Do any lines in the data below contain "access"? If so, copy every one of them.
** START Records for processing **
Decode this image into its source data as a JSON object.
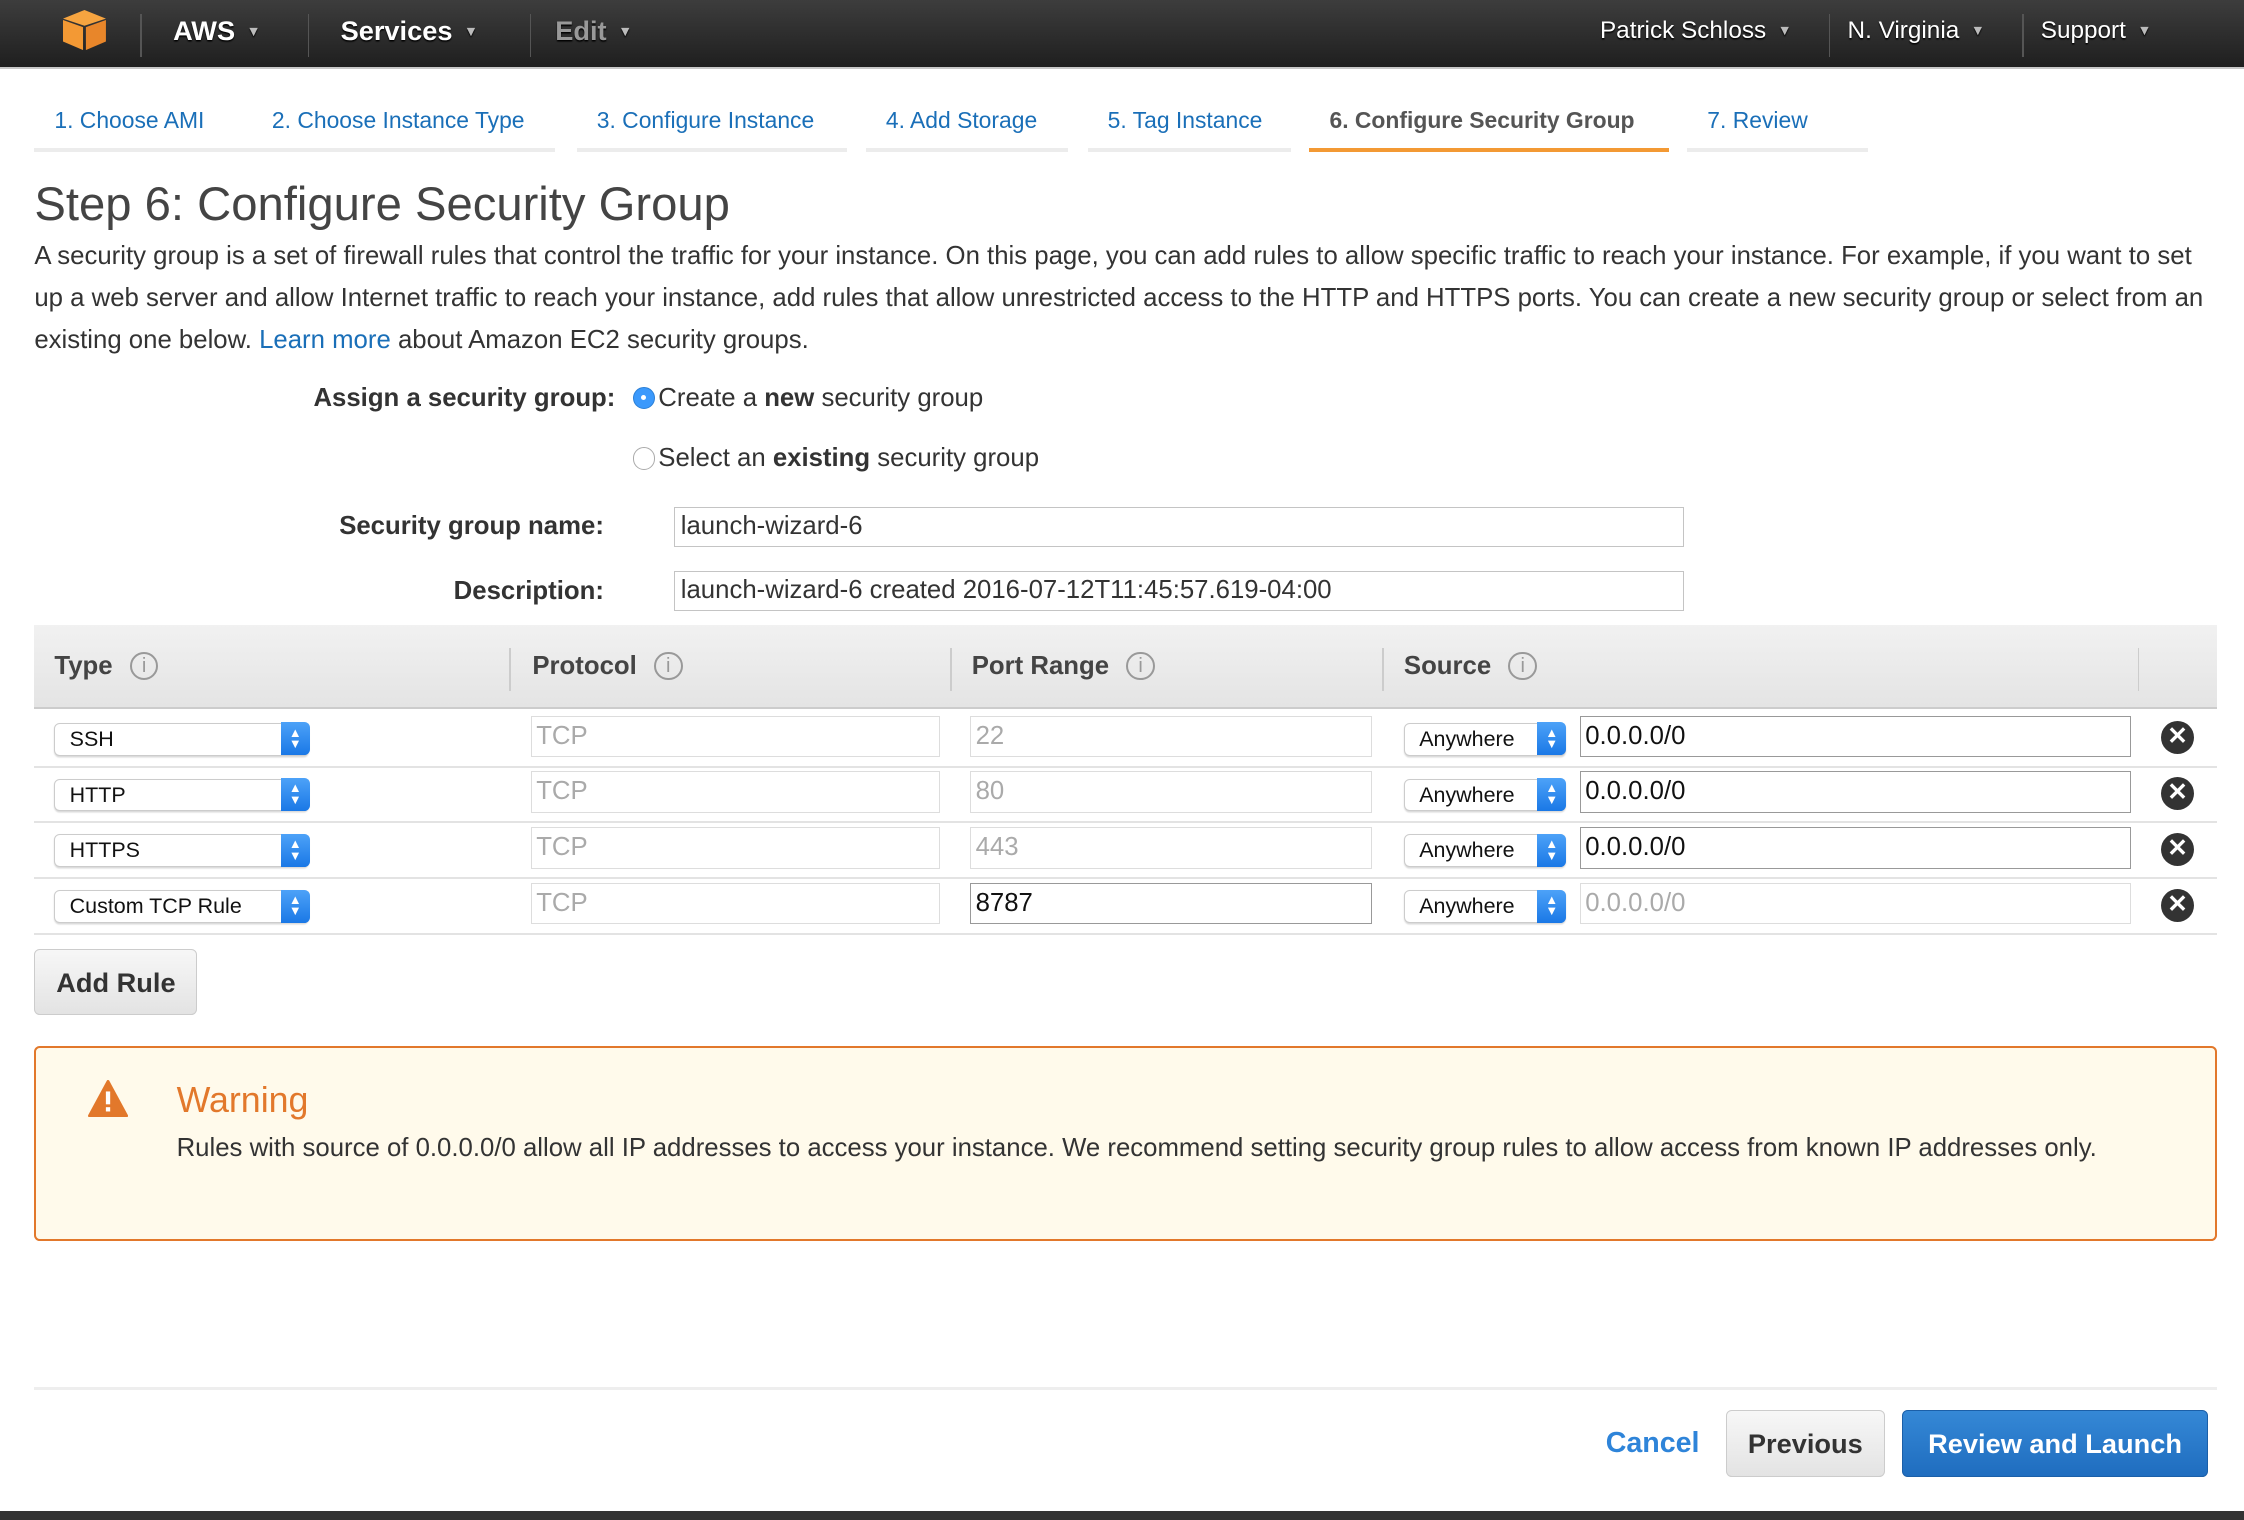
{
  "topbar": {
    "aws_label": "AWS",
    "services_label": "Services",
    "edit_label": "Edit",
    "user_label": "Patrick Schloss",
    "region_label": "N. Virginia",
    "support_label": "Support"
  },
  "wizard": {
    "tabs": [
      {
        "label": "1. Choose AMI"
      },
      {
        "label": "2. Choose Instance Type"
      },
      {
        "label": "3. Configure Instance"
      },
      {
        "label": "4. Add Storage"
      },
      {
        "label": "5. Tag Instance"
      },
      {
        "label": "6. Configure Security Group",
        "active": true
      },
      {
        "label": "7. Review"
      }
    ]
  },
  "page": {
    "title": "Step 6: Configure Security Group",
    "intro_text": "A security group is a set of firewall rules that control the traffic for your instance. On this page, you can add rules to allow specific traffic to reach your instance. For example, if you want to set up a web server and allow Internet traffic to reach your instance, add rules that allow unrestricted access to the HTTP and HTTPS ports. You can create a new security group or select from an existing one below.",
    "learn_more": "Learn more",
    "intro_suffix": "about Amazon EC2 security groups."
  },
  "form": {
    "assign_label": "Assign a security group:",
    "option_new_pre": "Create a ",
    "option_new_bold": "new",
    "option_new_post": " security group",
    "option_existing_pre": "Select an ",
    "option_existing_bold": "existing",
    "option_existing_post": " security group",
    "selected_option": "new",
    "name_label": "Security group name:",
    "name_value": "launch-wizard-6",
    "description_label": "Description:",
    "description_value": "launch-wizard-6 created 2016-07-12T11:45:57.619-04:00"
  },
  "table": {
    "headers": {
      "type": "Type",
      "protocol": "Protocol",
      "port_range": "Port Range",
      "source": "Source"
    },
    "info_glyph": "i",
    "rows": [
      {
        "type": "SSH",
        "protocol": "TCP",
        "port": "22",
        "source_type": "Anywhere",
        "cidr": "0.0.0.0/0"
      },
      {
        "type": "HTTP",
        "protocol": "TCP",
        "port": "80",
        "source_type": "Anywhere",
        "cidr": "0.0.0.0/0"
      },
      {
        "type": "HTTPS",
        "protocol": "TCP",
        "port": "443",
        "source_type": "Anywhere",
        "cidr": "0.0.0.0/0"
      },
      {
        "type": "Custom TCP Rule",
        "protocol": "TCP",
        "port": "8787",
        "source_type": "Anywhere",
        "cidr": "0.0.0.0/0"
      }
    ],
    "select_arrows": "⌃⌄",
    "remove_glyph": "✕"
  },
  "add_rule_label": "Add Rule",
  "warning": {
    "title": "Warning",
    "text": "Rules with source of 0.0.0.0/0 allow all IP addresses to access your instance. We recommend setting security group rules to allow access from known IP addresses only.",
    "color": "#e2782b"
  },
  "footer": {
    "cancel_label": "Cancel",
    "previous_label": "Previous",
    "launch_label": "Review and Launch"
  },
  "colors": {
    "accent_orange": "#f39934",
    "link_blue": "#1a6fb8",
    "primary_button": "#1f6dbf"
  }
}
** END Records for processing **
Result for this task>
    "intro_text": "A security group is a set of firewall rules that control the traffic for your instance. On this page, you can add rules to allow specific traffic to reach your instance. For example, if you want to set up a web server and allow Internet traffic to reach your instance, add rules that allow unrestricted access to the HTTP and HTTPS ports. You can create a new security group or select from an existing one below.",
    "text": "Rules with source of 0.0.0.0/0 allow all IP addresses to access your instance. We recommend setting security group rules to allow access from known IP addresses only.",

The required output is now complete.